[Extracted records]

[start]

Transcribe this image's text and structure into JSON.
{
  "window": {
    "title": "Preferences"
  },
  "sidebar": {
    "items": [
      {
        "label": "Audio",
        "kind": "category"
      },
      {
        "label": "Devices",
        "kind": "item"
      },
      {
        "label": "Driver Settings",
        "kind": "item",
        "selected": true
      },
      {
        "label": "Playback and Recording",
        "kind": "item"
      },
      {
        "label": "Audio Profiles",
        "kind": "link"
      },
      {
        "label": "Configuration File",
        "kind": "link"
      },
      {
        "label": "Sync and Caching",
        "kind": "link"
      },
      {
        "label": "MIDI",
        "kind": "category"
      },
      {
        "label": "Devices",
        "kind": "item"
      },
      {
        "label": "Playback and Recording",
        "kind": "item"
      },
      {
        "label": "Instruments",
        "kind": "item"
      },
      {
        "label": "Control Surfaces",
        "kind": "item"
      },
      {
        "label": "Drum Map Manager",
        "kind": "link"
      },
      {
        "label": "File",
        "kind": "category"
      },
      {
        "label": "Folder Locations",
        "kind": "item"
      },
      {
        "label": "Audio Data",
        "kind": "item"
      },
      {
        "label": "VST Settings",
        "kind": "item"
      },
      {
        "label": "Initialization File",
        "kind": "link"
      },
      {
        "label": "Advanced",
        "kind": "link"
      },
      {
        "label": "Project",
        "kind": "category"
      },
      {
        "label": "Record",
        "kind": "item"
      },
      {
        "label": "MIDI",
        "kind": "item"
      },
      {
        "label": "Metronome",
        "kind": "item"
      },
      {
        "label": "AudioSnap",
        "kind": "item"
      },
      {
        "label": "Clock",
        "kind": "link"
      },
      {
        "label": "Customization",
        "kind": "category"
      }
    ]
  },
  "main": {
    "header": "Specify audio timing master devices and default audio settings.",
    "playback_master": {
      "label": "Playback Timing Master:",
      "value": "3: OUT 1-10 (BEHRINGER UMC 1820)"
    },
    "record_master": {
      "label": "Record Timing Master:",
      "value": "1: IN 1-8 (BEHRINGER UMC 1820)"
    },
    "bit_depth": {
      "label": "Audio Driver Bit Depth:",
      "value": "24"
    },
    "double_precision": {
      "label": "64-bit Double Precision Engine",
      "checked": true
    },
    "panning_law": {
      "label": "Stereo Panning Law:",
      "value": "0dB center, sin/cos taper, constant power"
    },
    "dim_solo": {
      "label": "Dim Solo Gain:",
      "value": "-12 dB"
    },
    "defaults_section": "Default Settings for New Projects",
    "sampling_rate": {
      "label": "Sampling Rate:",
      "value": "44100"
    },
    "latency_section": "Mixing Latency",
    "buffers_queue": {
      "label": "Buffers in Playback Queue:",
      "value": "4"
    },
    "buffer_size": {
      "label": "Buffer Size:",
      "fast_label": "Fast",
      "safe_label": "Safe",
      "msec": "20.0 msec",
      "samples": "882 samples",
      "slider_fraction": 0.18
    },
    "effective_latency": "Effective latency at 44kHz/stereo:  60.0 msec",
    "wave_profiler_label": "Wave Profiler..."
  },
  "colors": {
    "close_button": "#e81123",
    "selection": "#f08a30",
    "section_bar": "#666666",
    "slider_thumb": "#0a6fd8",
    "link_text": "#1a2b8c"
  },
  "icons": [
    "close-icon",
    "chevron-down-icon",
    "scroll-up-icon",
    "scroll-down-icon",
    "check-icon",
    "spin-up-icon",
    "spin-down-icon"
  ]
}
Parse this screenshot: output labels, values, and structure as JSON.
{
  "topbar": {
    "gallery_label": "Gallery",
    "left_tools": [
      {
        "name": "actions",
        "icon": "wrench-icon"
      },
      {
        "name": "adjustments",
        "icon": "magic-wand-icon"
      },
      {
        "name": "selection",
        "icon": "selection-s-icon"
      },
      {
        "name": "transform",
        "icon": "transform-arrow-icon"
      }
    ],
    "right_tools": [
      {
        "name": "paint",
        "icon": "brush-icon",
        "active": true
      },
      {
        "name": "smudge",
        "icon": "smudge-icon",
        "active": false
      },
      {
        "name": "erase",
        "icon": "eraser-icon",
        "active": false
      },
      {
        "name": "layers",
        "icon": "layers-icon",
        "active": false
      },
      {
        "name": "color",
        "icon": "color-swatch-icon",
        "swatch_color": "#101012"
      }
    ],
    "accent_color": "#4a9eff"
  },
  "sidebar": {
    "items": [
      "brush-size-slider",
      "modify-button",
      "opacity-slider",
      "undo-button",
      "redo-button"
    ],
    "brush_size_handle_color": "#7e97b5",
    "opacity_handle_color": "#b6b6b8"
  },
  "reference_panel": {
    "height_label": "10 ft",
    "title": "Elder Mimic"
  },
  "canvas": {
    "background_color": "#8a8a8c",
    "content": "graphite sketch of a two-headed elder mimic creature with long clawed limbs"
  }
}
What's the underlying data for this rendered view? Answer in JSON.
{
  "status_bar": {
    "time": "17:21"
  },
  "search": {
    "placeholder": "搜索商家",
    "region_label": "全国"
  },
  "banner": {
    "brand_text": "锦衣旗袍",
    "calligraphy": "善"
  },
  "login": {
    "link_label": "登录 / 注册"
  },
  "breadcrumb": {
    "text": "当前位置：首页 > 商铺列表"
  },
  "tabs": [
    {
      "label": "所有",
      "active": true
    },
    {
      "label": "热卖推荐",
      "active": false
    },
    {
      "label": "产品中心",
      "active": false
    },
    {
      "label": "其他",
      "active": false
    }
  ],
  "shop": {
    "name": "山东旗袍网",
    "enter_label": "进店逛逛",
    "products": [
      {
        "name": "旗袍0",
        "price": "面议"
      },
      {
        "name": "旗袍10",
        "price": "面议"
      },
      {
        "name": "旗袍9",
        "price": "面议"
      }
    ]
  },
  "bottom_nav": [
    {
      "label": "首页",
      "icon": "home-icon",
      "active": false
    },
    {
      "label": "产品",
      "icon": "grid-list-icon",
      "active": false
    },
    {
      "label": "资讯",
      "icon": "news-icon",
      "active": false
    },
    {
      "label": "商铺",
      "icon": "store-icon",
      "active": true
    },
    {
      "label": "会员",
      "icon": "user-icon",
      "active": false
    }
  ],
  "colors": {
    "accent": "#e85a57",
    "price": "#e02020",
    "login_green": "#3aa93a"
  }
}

[end]

» **Task to carry out**
Tally the lines in the listing that hold "true" and report the number alone.

» **Output of the task**
5